— BEGIN —

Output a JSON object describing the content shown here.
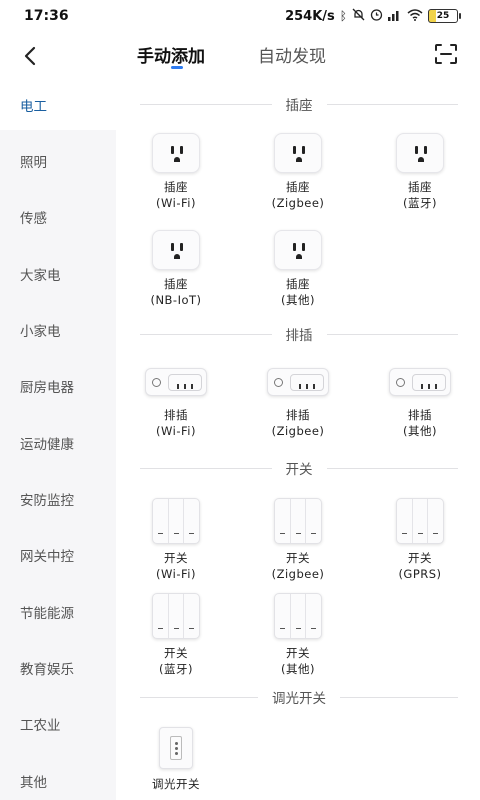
{
  "status_bar": {
    "time": "17:36",
    "net_speed": "254K/s",
    "battery": "25"
  },
  "header": {
    "tab_manual": "手动添加",
    "tab_auto": "自动发现"
  },
  "sidebar": {
    "items": [
      {
        "label": "电工",
        "active": true
      },
      {
        "label": "照明"
      },
      {
        "label": "传感"
      },
      {
        "label": "大家电"
      },
      {
        "label": "小家电"
      },
      {
        "label": "厨房电器"
      },
      {
        "label": "运动健康"
      },
      {
        "label": "安防监控"
      },
      {
        "label": "网关中控"
      },
      {
        "label": "节能能源"
      },
      {
        "label": "教育娱乐"
      },
      {
        "label": "工农业"
      },
      {
        "label": "其他"
      }
    ]
  },
  "sections": {
    "socket": {
      "title": "插座",
      "devices": [
        {
          "name": "插座",
          "variant": "(Wi-Fi)",
          "icon": "socket-icon"
        },
        {
          "name": "插座",
          "variant": "(Zigbee)",
          "icon": "socket-icon"
        },
        {
          "name": "插座",
          "variant": "(蓝牙)",
          "icon": "socket-icon"
        },
        {
          "name": "插座",
          "variant": "(NB-IoT)",
          "icon": "socket-icon"
        },
        {
          "name": "插座",
          "variant": "(其他)",
          "icon": "socket-icon"
        }
      ]
    },
    "power_strip": {
      "title": "排插",
      "devices": [
        {
          "name": "排插",
          "variant": "(Wi-Fi)",
          "icon": "power-strip-icon"
        },
        {
          "name": "排插",
          "variant": "(Zigbee)",
          "icon": "power-strip-icon"
        },
        {
          "name": "排插",
          "variant": "(其他)",
          "icon": "power-strip-icon"
        }
      ]
    },
    "switch": {
      "title": "开关",
      "devices": [
        {
          "name": "开关",
          "variant": "(Wi-Fi)",
          "icon": "wall-switch-icon"
        },
        {
          "name": "开关",
          "variant": "(Zigbee)",
          "icon": "wall-switch-icon"
        },
        {
          "name": "开关",
          "variant": "(GPRS)",
          "icon": "wall-switch-icon"
        },
        {
          "name": "开关",
          "variant": "(蓝牙)",
          "icon": "wall-switch-icon"
        },
        {
          "name": "开关",
          "variant": "(其他)",
          "icon": "wall-switch-icon"
        }
      ]
    },
    "dimmer": {
      "title": "调光开关",
      "devices": [
        {
          "name": "调光开关",
          "icon": "dimmer-switch-icon"
        }
      ]
    }
  },
  "colors": {
    "accent": "#2e7bf0",
    "sidebar_bg": "#f6f6f8",
    "sidebar_active_text": "#1a5fa0"
  }
}
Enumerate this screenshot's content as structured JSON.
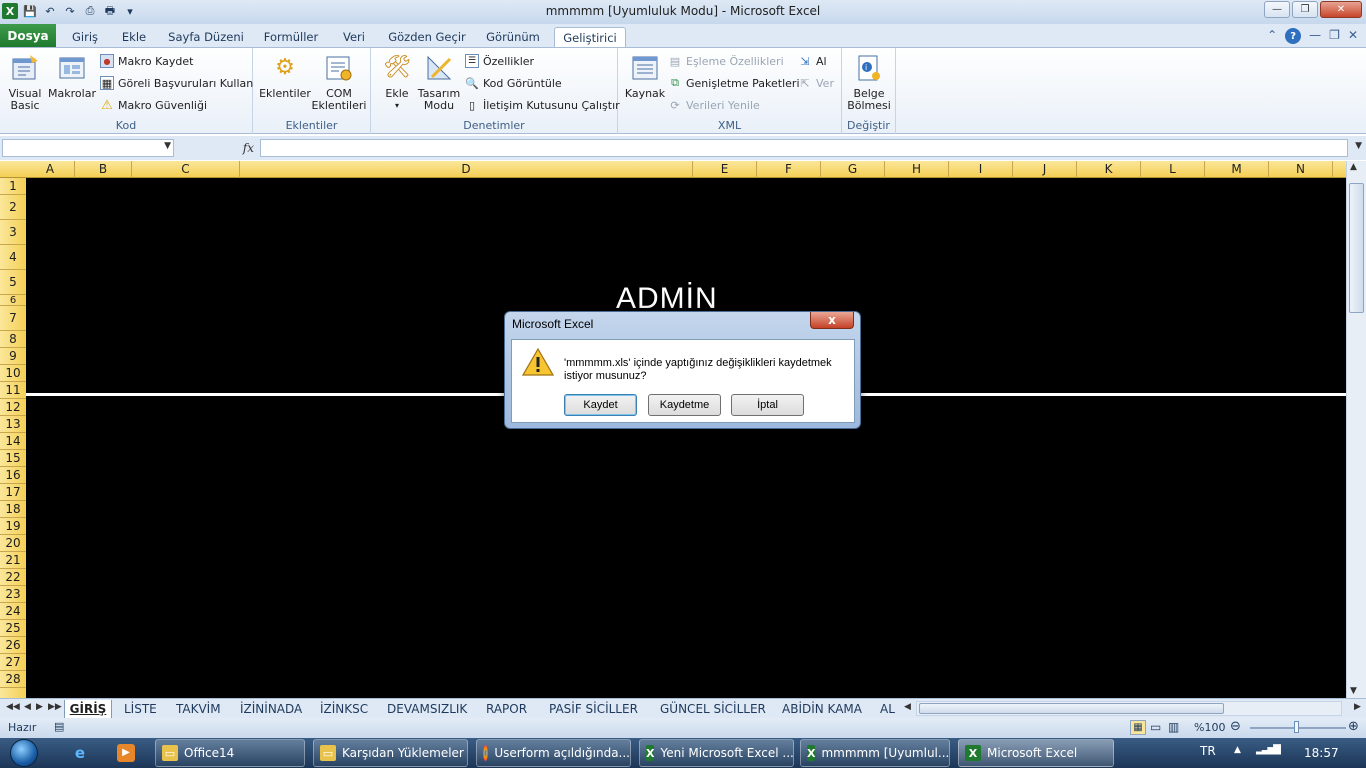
{
  "window": {
    "title": "mmmmm  [Uyumluluk Modu]  -  Microsoft Excel"
  },
  "ribbon_tabs": {
    "file": "Dosya",
    "tabs": [
      "Giriş",
      "Ekle",
      "Sayfa Düzeni",
      "Formüller",
      "Veri",
      "Gözden Geçir",
      "Görünüm",
      "Geliştirici"
    ],
    "active": "Geliştirici"
  },
  "ribbon": {
    "kod": {
      "label": "Kod",
      "visual_basic": "Visual Basic",
      "makrolar": "Makrolar",
      "makro_kaydet": "Makro Kaydet",
      "goreli": "Göreli Başvuruları Kullan",
      "makro_guvenligi": "Makro Güvenliği"
    },
    "eklentiler": {
      "label": "Eklentiler",
      "eklentiler_btn": "Eklentiler",
      "com": "COM Eklentileri"
    },
    "denetimler": {
      "label": "Denetimler",
      "ekle": "Ekle",
      "tasarim": "Tasarım Modu",
      "ozellikler": "Özellikler",
      "kod_goruntule": "Kod Görüntüle",
      "iletisim": "İletişim Kutusunu Çalıştır"
    },
    "xml": {
      "label": "XML",
      "kaynak": "Kaynak",
      "esleme": "Eşleme Özellikleri",
      "genisletme": "Genişletme Paketleri",
      "verileri_yenile": "Verileri Yenile",
      "al": "Al",
      "ver": "Ver"
    },
    "degistir": {
      "label": "Değiştir",
      "belge": "Belge Bölmesi"
    }
  },
  "formula_bar": {
    "name_box": "",
    "fx": "fx",
    "formula": ""
  },
  "columns": [
    "A",
    "B",
    "C",
    "D",
    "E",
    "F",
    "G",
    "H",
    "I",
    "J",
    "K",
    "L",
    "M",
    "N"
  ],
  "rows": [
    "1",
    "2",
    "3",
    "4",
    "5",
    "6",
    "7",
    "8",
    "9",
    "10",
    "11",
    "12",
    "13",
    "14",
    "15",
    "16",
    "17",
    "18",
    "19",
    "20",
    "21",
    "22",
    "23",
    "24",
    "25",
    "26",
    "27",
    "28"
  ],
  "sheet_content": {
    "heading": "ADMİN"
  },
  "sheet_tabs": {
    "tabs": [
      "GİRİŞ",
      "LİSTE",
      "TAKVİM",
      "İZİNİNADA",
      "İZİNKSC",
      "DEVAMSIZLIK",
      "RAPOR",
      "PASİF SİCİLLER",
      "GÜNCEL SİCİLLER",
      "ABİDİN KAMA",
      "AL"
    ],
    "active": "GİRİŞ"
  },
  "status_bar": {
    "ready": "Hazır",
    "zoom": "%100"
  },
  "dialog": {
    "title": "Microsoft Excel",
    "close": "x",
    "message": "'mmmmm.xls' içinde yaptığınız değişiklikleri kaydetmek istiyor musunuz?",
    "buttons": [
      "Kaydet",
      "Kaydetme",
      "İptal"
    ]
  },
  "taskbar": {
    "items": [
      "Office14",
      "Karşıdan Yüklemeler",
      "Userform açıldığında...",
      "Yeni Microsoft Excel ...",
      "mmmmm  [Uyumlul...",
      "Microsoft Excel"
    ],
    "lang": "TR",
    "clock": "18:57"
  },
  "colors": {
    "sheet_bg": "#000000",
    "header_active": "#f4cf55",
    "file_tab": "#2a8a3a"
  }
}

— END —

THE REQUEST: Leave out the pictures and print every line of the data exactly.

THE RESPONSE:
Output a JSON object describing the content shown here.
{
  "status_bar": {
    "time": "17:36",
    "net_speed": "254K/s",
    "battery": "25"
  },
  "header": {
    "tab_manual": "手动添加",
    "tab_auto": "自动发现"
  },
  "sidebar": {
    "items": [
      {
        "label": "电工",
        "active": true
      },
      {
        "label": "照明"
      },
      {
        "label": "传感"
      },
      {
        "label": "大家电"
      },
      {
        "label": "小家电"
      },
      {
        "label": "厨房电器"
      },
      {
        "label": "运动健康"
      },
      {
        "label": "安防监控"
      },
      {
        "label": "网关中控"
      },
      {
        "label": "节能能源"
      },
      {
        "label": "教育娱乐"
      },
      {
        "label": "工农业"
      },
      {
        "label": "其他"
      }
    ]
  },
  "sections": {
    "socket": {
      "title": "插座",
      "devices": [
        {
          "name": "插座",
          "variant": "(Wi-Fi)",
          "icon": "socket-icon"
        },
        {
          "name": "插座",
          "variant": "(Zigbee)",
          "icon": "socket-icon"
        },
        {
          "name": "插座",
          "variant": "(蓝牙)",
          "icon": "socket-icon"
        },
        {
          "name": "插座",
          "variant": "(NB-IoT)",
          "icon": "socket-icon"
        },
        {
          "name": "插座",
          "variant": "(其他)",
          "icon": "socket-icon"
        }
      ]
    },
    "power_strip": {
      "title": "排插",
      "devices": [
        {
          "name": "排插",
          "variant": "(Wi-Fi)",
          "icon": "power-strip-icon"
        },
        {
          "name": "排插",
          "variant": "(Zigbee)",
          "icon": "power-strip-icon"
        },
        {
          "name": "排插",
          "variant": "(其他)",
          "icon": "power-strip-icon"
        }
      ]
    },
    "switch": {
      "title": "开关",
      "devices": [
        {
          "name": "开关",
          "variant": "(Wi-Fi)",
          "icon": "wall-switch-icon"
        },
        {
          "name": "开关",
          "variant": "(Zigbee)",
          "icon": "wall-switch-icon"
        },
        {
          "name": "开关",
          "variant": "(GPRS)",
          "icon": "wall-switch-icon"
        },
        {
          "name": "开关",
          "variant": "(蓝牙)",
          "icon": "wall-switch-icon"
        },
        {
          "name": "开关",
          "variant": "(其他)",
          "icon": "wall-switch-icon"
        }
      ]
    },
    "dimmer": {
      "title": "调光开关",
      "devices": [
        {
          "name": "调光开关",
          "icon": "dimmer-switch-icon"
        }
      ]
    }
  },
  "colors": {
    "accent": "#2e7bf0",
    "sidebar_bg": "#f6f6f8",
    "sidebar_active_text": "#1a5fa0"
  }
}
Enumerate this screenshot's content as structured JSON.
{
  "window": {
    "title": "mmmmm  [Uyumluluk Modu]  -  Microsoft Excel"
  },
  "ribbon_tabs": {
    "file": "Dosya",
    "tabs": [
      "Giriş",
      "Ekle",
      "Sayfa Düzeni",
      "Formüller",
      "Veri",
      "Gözden Geçir",
      "Görünüm",
      "Geliştirici"
    ],
    "active": "Geliştirici"
  },
  "ribbon": {
    "kod": {
      "label": "Kod",
      "visual_basic": "Visual Basic",
      "makrolar": "Makrolar",
      "makro_kaydet": "Makro Kaydet",
      "goreli": "Göreli Başvuruları Kullan",
      "makro_guvenligi": "Makro Güvenliği"
    },
    "eklentiler": {
      "label": "Eklentiler",
      "eklentiler_btn": "Eklentiler",
      "com": "COM Eklentileri"
    },
    "denetimler": {
      "label": "Denetimler",
      "ekle": "Ekle",
      "tasarim": "Tasarım Modu",
      "ozellikler": "Özellikler",
      "kod_goruntule": "Kod Görüntüle",
      "iletisim": "İletişim Kutusunu Çalıştır"
    },
    "xml": {
      "label": "XML",
      "kaynak": "Kaynak",
      "esleme": "Eşleme Özellikleri",
      "genisletme": "Genişletme Paketleri",
      "verileri_yenile": "Verileri Yenile",
      "al": "Al",
      "ver": "Ver"
    },
    "degistir": {
      "label": "Değiştir",
      "belge": "Belge Bölmesi"
    }
  },
  "formula_bar": {
    "name_box": "",
    "fx": "fx",
    "formula": ""
  },
  "columns": [
    "A",
    "B",
    "C",
    "D",
    "E",
    "F",
    "G",
    "H",
    "I",
    "J",
    "K",
    "L",
    "M",
    "N"
  ],
  "rows": [
    "1",
    "2",
    "3",
    "4",
    "5",
    "6",
    "7",
    "8",
    "9",
    "10",
    "11",
    "12",
    "13",
    "14",
    "15",
    "16",
    "17",
    "18",
    "19",
    "20",
    "21",
    "22",
    "23",
    "24",
    "25",
    "26",
    "27",
    "28"
  ],
  "sheet_content": {
    "heading": "ADMİN"
  },
  "sheet_tabs": {
    "tabs": [
      "GİRİŞ",
      "LİSTE",
      "TAKVİM",
      "İZİNİNADA",
      "İZİNKSC",
      "DEVAMSIZLIK",
      "RAPOR",
      "PASİF SİCİLLER",
      "GÜNCEL SİCİLLER",
      "ABİDİN KAMA",
      "AL"
    ],
    "active": "GİRİŞ"
  },
  "status_bar": {
    "ready": "Hazır",
    "zoom": "%100"
  },
  "dialog": {
    "title": "Microsoft Excel",
    "close": "x",
    "message": "'mmmmm.xls' içinde yaptığınız değişiklikleri kaydetmek istiyor musunuz?",
    "buttons": [
      "Kaydet",
      "Kaydetme",
      "İptal"
    ]
  },
  "taskbar": {
    "items": [
      "Office14",
      "Karşıdan Yüklemeler",
      "Userform açıldığında...",
      "Yeni Microsoft Excel ...",
      "mmmmm  [Uyumlul...",
      "Microsoft Excel"
    ],
    "lang": "TR",
    "clock": "18:57"
  },
  "colors": {
    "sheet_bg": "#000000",
    "header_active": "#f4cf55",
    "file_tab": "#2a8a3a"
  }
}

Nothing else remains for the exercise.